Gather from the material every line that contains the string "hydrogen".

:: DATASET ROWS

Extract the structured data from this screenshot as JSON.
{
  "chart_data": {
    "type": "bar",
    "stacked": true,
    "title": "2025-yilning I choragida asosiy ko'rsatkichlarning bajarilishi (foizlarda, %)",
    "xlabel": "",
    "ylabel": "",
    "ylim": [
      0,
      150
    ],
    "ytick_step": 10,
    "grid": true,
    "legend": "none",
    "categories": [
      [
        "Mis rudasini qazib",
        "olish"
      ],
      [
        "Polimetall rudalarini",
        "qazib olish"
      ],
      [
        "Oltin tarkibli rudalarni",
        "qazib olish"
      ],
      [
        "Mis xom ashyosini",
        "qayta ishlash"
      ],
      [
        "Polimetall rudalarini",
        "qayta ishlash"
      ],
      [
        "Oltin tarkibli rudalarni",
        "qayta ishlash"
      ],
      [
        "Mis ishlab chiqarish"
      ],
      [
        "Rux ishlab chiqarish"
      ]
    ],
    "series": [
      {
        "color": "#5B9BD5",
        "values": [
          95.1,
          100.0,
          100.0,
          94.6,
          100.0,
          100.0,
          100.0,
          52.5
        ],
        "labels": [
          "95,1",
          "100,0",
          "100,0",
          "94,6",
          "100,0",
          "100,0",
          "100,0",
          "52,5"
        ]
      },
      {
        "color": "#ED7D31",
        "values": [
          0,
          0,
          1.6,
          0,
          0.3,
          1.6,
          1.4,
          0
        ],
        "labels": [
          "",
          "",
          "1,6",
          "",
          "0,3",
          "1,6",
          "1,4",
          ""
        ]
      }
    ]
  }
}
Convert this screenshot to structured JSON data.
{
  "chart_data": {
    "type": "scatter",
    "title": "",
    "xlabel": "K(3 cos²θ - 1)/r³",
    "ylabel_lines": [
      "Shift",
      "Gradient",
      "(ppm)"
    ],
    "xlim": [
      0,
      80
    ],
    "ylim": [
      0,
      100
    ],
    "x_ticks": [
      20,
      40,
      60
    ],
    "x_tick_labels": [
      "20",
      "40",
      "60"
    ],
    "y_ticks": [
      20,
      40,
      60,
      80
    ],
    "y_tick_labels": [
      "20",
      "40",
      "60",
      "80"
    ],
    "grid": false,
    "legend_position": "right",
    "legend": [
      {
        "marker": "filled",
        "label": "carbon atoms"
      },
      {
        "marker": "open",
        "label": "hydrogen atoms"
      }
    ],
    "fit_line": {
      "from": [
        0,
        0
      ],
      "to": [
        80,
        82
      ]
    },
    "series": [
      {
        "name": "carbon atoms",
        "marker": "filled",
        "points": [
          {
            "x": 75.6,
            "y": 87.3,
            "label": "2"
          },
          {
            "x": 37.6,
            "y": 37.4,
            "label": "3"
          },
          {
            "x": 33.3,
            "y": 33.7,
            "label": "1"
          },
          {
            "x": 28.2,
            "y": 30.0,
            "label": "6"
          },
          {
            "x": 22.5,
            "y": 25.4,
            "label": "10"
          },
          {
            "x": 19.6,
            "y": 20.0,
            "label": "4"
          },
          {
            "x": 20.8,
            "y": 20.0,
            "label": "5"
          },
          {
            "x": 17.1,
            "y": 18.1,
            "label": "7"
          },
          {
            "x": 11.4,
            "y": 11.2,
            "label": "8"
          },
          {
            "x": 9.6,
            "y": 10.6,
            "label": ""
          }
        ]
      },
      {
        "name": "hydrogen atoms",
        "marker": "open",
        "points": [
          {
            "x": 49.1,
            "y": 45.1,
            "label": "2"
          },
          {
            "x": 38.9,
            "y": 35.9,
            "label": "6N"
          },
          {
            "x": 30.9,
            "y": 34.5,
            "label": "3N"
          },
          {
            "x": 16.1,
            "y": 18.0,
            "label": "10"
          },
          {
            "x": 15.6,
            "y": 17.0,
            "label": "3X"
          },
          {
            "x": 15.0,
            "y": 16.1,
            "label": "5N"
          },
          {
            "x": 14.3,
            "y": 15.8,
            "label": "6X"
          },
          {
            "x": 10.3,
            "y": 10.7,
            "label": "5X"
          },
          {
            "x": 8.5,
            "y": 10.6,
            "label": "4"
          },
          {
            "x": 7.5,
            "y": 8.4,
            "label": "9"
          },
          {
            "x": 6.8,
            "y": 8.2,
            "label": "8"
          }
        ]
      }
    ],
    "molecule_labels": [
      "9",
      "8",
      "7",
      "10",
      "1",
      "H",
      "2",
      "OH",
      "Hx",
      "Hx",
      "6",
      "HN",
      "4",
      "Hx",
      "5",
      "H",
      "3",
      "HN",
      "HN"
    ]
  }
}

::::

→ RESPONSE TO THE TASK
        "label": "hydrogen atoms"
        "name": "hydrogen atoms",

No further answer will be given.